• **Short task**
Show each line from the listing that includes the word "JSON".

• **Data shown**
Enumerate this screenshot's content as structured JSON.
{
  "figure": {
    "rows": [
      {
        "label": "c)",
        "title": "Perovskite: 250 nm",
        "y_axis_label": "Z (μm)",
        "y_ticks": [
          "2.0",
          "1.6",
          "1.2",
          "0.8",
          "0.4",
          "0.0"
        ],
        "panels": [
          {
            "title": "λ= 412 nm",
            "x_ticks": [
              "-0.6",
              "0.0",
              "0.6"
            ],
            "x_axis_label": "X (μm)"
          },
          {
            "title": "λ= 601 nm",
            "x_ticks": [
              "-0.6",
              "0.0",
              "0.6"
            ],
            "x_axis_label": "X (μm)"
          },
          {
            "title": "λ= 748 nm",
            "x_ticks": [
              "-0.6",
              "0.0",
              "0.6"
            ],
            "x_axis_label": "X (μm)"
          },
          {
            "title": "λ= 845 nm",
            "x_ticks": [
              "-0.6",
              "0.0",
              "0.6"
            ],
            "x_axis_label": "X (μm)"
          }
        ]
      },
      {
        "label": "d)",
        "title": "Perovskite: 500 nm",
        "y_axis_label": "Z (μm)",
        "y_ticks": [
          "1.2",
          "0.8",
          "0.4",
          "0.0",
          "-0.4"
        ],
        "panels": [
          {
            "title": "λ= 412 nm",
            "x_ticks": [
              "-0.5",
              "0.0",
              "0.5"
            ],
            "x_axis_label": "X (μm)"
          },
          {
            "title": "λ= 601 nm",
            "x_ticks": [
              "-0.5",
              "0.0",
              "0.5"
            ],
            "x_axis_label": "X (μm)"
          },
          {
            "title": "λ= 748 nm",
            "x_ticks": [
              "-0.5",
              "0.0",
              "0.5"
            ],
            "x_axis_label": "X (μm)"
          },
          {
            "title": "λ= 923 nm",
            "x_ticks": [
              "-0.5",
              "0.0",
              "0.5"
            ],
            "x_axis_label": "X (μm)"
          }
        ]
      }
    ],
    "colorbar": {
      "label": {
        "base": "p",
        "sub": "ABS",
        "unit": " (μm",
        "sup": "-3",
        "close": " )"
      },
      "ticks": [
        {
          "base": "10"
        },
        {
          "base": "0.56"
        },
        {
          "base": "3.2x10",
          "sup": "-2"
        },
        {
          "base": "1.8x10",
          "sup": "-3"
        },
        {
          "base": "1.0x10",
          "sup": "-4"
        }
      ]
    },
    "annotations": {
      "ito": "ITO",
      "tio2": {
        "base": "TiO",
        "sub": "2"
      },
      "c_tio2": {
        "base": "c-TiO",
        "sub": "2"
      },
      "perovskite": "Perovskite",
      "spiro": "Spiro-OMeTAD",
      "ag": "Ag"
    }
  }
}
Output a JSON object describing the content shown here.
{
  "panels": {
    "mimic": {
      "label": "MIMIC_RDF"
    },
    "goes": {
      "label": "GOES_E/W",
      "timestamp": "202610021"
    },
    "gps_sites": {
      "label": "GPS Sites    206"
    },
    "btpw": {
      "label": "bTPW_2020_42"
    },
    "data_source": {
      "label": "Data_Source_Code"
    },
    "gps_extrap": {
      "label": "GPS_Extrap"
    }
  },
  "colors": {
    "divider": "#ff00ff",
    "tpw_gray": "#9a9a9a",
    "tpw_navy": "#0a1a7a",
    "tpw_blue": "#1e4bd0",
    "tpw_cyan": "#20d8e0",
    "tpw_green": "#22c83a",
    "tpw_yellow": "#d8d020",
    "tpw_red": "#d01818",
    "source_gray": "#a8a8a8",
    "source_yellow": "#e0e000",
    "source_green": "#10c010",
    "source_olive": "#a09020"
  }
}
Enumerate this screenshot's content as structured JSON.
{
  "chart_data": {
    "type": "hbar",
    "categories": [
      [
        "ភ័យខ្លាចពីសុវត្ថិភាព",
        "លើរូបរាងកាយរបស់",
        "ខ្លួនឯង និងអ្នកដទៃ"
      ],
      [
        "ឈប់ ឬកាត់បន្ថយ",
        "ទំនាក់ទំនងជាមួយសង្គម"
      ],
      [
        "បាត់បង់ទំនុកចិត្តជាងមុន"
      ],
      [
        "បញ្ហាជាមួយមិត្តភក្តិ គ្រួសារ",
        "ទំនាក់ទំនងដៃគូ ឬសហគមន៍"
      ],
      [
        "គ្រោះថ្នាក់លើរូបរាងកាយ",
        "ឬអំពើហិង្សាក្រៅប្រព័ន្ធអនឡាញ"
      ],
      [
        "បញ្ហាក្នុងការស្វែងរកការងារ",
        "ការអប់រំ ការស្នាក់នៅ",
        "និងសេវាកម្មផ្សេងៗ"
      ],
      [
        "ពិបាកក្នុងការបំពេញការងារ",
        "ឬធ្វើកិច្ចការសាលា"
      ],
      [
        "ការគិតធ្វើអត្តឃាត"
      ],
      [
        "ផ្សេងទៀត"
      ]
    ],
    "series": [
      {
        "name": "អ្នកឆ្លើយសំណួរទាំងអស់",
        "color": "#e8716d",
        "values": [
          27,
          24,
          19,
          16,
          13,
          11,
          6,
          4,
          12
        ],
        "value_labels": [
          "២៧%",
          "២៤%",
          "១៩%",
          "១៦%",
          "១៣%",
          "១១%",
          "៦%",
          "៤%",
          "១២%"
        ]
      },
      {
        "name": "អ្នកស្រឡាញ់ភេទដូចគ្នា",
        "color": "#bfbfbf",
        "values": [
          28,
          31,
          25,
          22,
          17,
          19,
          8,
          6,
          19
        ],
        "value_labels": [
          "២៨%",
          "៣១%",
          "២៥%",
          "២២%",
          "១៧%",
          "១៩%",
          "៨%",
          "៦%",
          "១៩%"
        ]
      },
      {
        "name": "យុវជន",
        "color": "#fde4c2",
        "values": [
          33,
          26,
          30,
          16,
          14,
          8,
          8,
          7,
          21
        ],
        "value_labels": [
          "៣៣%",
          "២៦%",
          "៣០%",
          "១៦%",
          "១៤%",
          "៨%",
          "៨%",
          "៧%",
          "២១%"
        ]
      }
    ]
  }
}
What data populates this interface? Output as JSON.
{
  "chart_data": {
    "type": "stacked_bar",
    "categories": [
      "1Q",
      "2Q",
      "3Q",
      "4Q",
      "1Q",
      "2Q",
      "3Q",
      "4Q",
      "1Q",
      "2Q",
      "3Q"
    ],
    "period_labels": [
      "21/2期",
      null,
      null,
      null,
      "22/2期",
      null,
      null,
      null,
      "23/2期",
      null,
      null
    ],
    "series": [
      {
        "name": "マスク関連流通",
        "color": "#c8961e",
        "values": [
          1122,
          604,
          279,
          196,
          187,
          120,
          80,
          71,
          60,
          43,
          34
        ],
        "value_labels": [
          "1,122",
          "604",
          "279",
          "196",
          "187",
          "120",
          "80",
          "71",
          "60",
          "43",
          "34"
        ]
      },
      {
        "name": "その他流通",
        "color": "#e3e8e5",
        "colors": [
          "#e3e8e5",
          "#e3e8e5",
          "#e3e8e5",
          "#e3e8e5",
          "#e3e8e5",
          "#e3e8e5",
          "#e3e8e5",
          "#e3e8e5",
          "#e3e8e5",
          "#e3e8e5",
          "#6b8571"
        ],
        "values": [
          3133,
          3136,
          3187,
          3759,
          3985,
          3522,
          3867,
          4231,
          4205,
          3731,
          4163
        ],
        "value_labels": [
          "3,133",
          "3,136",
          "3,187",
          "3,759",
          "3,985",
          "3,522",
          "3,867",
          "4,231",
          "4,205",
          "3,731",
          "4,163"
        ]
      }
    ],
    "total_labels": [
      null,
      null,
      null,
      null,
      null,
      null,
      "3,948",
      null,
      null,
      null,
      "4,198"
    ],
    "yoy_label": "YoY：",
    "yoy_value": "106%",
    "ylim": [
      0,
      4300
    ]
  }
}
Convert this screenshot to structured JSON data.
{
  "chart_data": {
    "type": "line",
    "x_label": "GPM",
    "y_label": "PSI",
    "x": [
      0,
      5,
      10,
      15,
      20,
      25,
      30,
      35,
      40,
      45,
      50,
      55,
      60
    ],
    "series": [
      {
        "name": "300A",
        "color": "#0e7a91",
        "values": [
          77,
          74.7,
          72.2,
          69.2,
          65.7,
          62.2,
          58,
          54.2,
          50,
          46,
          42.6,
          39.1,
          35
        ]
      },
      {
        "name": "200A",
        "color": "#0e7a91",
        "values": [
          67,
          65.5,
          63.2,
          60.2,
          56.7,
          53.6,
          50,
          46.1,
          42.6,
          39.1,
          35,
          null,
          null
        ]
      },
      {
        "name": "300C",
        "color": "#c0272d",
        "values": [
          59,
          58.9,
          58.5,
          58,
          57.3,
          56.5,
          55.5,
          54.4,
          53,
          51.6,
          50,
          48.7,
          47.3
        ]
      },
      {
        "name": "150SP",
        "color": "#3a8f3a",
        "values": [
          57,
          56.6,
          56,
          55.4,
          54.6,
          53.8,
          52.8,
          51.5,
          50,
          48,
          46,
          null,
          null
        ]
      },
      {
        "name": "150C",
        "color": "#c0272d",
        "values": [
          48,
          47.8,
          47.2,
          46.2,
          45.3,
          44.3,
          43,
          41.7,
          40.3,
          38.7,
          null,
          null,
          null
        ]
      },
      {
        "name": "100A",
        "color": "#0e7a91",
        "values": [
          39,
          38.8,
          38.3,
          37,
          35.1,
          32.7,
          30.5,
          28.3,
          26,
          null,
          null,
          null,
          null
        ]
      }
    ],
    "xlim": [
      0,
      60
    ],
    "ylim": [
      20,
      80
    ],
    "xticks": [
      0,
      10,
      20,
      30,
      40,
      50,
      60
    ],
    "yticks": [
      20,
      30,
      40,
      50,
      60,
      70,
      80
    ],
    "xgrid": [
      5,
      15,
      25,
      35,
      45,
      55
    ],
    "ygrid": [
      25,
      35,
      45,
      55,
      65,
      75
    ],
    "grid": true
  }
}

• **Answer to the exercise**
Enumerate this screenshot's content as structured JSON.
Output a JSON object describing the content shown here.
Enumerate this screenshot's content as structured JSON.
What data populates this interface? Output as JSON.
Convert this screenshot to structured JSON data.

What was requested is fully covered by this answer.